DIRECTIONS – Each entry below is to be written out exactly, and the pictures are to be left out.
==== DATA PROVIDED ====
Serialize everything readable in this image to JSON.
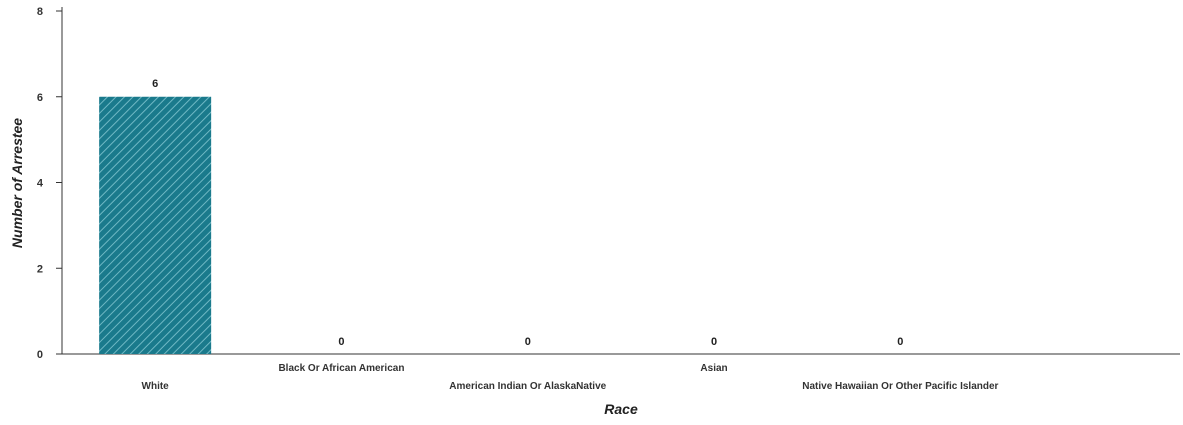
{
  "chart_data": {
    "type": "bar",
    "categories": [
      "White",
      "Black Or African American",
      "American Indian Or AlaskaNative",
      "Asian",
      "Native Hawaiian Or Other Pacific Islander"
    ],
    "values": [
      6,
      0,
      0,
      0,
      0
    ],
    "data_labels": [
      "6",
      "0",
      "0",
      "0",
      "0"
    ],
    "xlabel": "Race",
    "ylabel": "Number of Arrestee",
    "ylim": [
      0,
      8
    ],
    "yticks": [
      0,
      2,
      4,
      6,
      8
    ],
    "grid": false,
    "legend": "none",
    "bar_fill": "hatched",
    "colors": {
      "bar": "#1a7a8c",
      "hatch": "#6fb8c4",
      "axis": "#333333"
    }
  }
}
====
RESPONSE BELOW –
Serialize everything readable in this image to JSON.
{
  "chart_data": {
    "type": "bar",
    "categories": [
      "White",
      "Black Or African American",
      "American Indian Or AlaskaNative",
      "Asian",
      "Native Hawaiian Or Other Pacific Islander"
    ],
    "values": [
      6,
      0,
      0,
      0,
      0
    ],
    "data_labels": [
      "6",
      "0",
      "0",
      "0",
      "0"
    ],
    "xlabel": "Race",
    "ylabel": "Number of Arrestee",
    "ylim": [
      0,
      8
    ],
    "yticks": [
      0,
      2,
      4,
      6,
      8
    ],
    "grid": false,
    "legend": "none",
    "bar_fill": "hatched",
    "colors": {
      "bar": "#1a7a8c",
      "hatch": "#6fb8c4",
      "axis": "#333333"
    }
  }
}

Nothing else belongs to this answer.